▸ Supplied passage:
────────────────

Referring now to FIG. 12 of the drawings which is a schematic diagram of the Equipment Control Section for the NAV 1 and NAV 2 receivers, indicated generally at 65 in FIG. 4 and FIG. 12, it will be seen that this section represents a substantial duplicate of the Comm 1 and Comm 2 control circuit described hereinabove with reference to FIG. 11. Conductor cables 110, 111, 112 and 113 are common to FIG. 11 and FIG. 12 and serve to connect the inputs of gates 204a-207a and 204a'-207a' to the outputs of the transfer control circuits 158-165 in FIG. 9A. One display and control section 62a (FIGS. 18 and 19) serves both NAV 1 and NAV 2 receivers as the setting of only one such receiver can be displayed at a time in display window 24. The display buttons 40 and 41 (FIG. 12 and FIG. 1) operate switch 231 to selectively display the frequency setting of either the NAV 1 or NAV 2 receivers in the display window 24 (FIG. 12 and FIG. 1).

Reference is now made to FIG. 13 which is the ADF equipment control section, generally indicated at 66 in FIG. 4. Again the keyboard connecting cables 110-113 in cable group 69 comprise the same conductors described above with reference to FIG. 11 and FIG. 12. The gates 204b through 207b are identical with gates 204a-207a described above and as disclosed in FIG. 16. The output drive sections 219b through 222b are identical with 219a-222a described above, and the digital display window 23 is that shown in FIG. 1 for displaying the ADF frequency. The recall button 48 and the keyboard button 49 serve to either recall the digital data previously stored in the ADF memory 166-169 (FIG. 9B) or to connect the gates 204b-207b to the keyboard control whereby a new frequency setting may be punched in.

────────────────

▸ Excerpted records:
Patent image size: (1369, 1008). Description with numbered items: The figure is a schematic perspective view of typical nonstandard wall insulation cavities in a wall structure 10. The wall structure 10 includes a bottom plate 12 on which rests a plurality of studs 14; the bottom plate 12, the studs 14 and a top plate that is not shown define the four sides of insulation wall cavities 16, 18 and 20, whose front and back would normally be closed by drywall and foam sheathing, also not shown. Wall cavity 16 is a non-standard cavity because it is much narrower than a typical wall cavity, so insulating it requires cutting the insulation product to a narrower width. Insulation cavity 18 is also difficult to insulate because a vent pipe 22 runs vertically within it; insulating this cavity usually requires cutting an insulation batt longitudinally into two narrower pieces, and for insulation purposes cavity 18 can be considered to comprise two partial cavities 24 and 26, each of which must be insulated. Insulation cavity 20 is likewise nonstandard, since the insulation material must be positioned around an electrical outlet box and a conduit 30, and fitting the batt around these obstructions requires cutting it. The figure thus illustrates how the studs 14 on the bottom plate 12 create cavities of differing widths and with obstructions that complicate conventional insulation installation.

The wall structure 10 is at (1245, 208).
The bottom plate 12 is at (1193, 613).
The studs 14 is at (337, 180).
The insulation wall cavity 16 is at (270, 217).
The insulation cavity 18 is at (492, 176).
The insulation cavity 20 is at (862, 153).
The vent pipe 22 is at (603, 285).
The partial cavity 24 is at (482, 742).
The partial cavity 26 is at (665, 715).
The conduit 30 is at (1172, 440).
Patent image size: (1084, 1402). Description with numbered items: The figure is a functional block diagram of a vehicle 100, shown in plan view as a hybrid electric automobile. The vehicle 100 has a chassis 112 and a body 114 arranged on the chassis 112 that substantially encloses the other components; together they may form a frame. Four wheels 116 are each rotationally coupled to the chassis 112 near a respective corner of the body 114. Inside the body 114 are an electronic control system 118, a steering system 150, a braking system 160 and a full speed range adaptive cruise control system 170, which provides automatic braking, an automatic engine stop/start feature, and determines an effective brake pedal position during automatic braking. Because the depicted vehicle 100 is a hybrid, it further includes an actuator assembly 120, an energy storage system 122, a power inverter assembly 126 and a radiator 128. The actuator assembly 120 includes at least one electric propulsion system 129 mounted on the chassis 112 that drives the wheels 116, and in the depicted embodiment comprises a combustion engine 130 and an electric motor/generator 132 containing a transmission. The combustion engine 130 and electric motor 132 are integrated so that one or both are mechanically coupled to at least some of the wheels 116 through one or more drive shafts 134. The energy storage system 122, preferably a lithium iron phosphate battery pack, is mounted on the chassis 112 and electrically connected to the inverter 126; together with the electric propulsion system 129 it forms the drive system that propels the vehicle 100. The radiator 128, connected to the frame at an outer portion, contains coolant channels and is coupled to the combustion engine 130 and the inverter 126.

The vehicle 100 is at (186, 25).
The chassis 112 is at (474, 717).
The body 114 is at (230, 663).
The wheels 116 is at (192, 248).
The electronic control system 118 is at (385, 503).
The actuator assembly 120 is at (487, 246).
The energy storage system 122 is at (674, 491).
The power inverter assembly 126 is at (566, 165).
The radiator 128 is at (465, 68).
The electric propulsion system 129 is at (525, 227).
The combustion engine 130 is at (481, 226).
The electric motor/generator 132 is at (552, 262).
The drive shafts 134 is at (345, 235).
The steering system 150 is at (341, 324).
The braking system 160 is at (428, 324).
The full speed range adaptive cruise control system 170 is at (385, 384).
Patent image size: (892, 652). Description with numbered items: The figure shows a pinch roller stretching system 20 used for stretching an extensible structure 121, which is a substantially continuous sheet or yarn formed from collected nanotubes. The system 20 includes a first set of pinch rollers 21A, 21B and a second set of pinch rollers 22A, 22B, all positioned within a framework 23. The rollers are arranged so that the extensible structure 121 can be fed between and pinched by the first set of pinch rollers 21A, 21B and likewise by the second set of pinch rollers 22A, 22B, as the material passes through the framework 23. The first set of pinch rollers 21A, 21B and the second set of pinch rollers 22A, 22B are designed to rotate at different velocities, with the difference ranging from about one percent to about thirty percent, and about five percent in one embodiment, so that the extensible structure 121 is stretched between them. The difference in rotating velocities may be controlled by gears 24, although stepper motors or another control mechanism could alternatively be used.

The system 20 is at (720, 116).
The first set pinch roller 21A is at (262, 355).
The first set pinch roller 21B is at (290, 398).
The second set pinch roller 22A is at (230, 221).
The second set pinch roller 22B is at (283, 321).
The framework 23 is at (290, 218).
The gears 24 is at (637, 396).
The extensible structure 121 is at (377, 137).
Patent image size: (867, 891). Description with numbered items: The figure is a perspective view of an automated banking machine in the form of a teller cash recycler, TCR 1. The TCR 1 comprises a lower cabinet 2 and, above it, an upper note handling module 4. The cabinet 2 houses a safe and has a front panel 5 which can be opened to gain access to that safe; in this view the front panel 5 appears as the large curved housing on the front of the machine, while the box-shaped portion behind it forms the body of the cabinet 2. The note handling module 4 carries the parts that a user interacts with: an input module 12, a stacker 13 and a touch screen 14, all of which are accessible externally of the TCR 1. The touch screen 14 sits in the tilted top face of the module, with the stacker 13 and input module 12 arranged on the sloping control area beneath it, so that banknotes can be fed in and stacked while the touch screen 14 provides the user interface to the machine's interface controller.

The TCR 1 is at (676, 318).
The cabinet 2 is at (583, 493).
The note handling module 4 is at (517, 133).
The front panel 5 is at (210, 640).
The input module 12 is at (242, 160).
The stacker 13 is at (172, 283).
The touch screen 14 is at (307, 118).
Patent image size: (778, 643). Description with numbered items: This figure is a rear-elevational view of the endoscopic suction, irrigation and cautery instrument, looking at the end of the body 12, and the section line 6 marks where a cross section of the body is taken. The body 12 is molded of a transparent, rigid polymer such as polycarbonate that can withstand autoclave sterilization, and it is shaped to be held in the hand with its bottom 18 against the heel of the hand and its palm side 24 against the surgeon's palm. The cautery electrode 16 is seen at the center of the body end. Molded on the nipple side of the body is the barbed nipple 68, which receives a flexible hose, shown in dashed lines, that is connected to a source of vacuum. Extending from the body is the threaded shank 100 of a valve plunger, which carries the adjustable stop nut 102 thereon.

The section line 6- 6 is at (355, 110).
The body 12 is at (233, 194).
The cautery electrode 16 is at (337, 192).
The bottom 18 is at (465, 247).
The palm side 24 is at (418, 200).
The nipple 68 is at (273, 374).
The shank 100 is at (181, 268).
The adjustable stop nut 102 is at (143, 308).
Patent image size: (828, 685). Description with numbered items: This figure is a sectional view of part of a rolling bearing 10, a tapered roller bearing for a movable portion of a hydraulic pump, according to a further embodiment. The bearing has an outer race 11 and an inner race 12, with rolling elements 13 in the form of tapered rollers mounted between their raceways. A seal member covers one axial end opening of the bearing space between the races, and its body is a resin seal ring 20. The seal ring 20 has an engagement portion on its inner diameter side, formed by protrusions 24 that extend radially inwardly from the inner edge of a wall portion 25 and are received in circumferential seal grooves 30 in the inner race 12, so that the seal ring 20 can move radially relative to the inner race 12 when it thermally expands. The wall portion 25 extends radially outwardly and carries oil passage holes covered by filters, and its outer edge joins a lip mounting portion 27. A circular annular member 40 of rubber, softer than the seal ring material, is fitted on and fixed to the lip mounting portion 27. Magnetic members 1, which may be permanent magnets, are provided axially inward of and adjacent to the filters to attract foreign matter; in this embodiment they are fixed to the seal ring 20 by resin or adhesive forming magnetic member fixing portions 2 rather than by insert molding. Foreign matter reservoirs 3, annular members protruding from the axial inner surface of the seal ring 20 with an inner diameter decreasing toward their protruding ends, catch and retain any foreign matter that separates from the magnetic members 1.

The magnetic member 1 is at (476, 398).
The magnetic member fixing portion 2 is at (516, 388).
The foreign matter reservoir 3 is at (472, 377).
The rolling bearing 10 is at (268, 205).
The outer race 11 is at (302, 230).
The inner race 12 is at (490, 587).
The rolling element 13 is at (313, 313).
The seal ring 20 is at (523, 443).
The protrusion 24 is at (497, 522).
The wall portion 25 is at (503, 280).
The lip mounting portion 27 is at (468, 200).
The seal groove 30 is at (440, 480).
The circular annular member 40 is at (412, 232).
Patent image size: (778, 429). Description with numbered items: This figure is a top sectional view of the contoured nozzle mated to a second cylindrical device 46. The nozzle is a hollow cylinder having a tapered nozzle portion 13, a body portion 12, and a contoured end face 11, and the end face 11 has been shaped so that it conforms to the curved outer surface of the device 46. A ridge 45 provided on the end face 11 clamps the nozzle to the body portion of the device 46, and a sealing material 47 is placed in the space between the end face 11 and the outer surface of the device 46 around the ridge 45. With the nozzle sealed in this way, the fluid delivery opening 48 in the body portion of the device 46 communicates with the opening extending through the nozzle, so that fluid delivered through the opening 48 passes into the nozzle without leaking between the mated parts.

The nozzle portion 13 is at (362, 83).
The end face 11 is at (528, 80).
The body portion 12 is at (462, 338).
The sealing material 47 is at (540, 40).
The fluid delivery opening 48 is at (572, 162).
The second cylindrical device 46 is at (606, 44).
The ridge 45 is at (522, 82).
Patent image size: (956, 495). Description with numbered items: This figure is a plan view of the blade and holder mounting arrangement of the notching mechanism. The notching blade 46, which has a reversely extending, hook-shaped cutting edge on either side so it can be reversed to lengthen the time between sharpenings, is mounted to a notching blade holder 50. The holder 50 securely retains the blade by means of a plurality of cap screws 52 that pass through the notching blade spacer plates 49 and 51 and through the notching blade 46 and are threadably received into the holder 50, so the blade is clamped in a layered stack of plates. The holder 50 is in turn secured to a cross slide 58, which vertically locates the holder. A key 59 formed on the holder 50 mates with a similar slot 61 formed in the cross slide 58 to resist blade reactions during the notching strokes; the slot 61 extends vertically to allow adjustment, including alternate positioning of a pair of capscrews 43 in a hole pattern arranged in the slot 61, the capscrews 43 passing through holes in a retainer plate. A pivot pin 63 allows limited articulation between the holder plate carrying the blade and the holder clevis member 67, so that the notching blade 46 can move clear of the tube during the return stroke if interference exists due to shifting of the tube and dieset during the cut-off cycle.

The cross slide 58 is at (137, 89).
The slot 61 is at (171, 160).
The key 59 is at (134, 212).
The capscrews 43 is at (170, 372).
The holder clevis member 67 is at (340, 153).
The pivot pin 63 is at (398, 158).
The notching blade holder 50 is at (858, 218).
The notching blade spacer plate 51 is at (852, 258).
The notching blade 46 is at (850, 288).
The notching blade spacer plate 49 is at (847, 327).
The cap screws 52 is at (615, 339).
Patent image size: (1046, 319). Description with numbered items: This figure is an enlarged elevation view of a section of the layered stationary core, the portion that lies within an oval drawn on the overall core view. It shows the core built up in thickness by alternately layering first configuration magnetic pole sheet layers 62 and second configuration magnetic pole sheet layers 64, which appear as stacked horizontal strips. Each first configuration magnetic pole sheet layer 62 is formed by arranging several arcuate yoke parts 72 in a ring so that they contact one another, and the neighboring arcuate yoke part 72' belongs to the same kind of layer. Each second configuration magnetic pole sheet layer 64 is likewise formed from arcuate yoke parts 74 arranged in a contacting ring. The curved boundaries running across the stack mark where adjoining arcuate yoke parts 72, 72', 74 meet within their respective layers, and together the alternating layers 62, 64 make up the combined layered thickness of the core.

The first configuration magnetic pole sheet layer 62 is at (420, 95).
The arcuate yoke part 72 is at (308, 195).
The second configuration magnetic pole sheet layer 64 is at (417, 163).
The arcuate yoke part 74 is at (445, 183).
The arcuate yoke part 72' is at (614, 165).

────────────────

▸ Exercises:
(a) In the equipment control passage, which buttons operate switch 231?
(b) Resume the equipment control passage after its last sentence.

▸ Answers per task:
(a) Display buttons 40 and 41.

(b)
FIG. 14 discloses the DME equipment control section, indicated generally at 67 in FIG. 1, and is identical in all respects with FIG. 13 except that there is no separate display window for the DME. Accordingly the outputs of the output drive sections 219c-222c are connected through the keyboard display select section (FIG. 18 and FIG. 19) 170-173 to the keyboard display window 21 (FIG. 1) by operation of the select button 27 (FIG. 1). To recall a previous frequency setting the recall button 52 is operated, or by operating keyboard button 53 a new frequency setting for the DME may be selected by manipulation of the keyboard 20 (FIG. 1). The DME frequency setting can only be displayed in the keyboard display window 21 (FIG. 1).

FIG. 15 which discloses the Transponder equipment control circuit indicated generally at 68 in FIG. 4 is identical in all respects to the circuit of FIG. 14. First input gate signals from the keyboard and storage section (FIG. 5) are applied to gates 204d-207d over multiconductor cables 110, 111, 112 and 113 of cable group 69. Second input gate signals are applied to gates 204d-207d over the conductors of cable group 76 from the transfer and control circuits of FIG. 9. Output drive and display signals are applied to the Transponder tuning drive mechanism, and to the keyboard display section, over lines 223d-226d in the same manner as in FIG. 14. When the Transponder recall (R) button 30 is closed, as shown in FIG. 15, the digital data previously stored in the gate and latch sections 174-177 of FIG. 9B is connected to the equipment drive and keyboard display. When the Transponder keyboard (K) button 29 is closed the Transponder is connected to the keyboard memory and new digital data may be recorded and stored in sections 204d-207d by manipulation of the numerical keyboard and operation of the transfer (T) button 28 (FIG. 1).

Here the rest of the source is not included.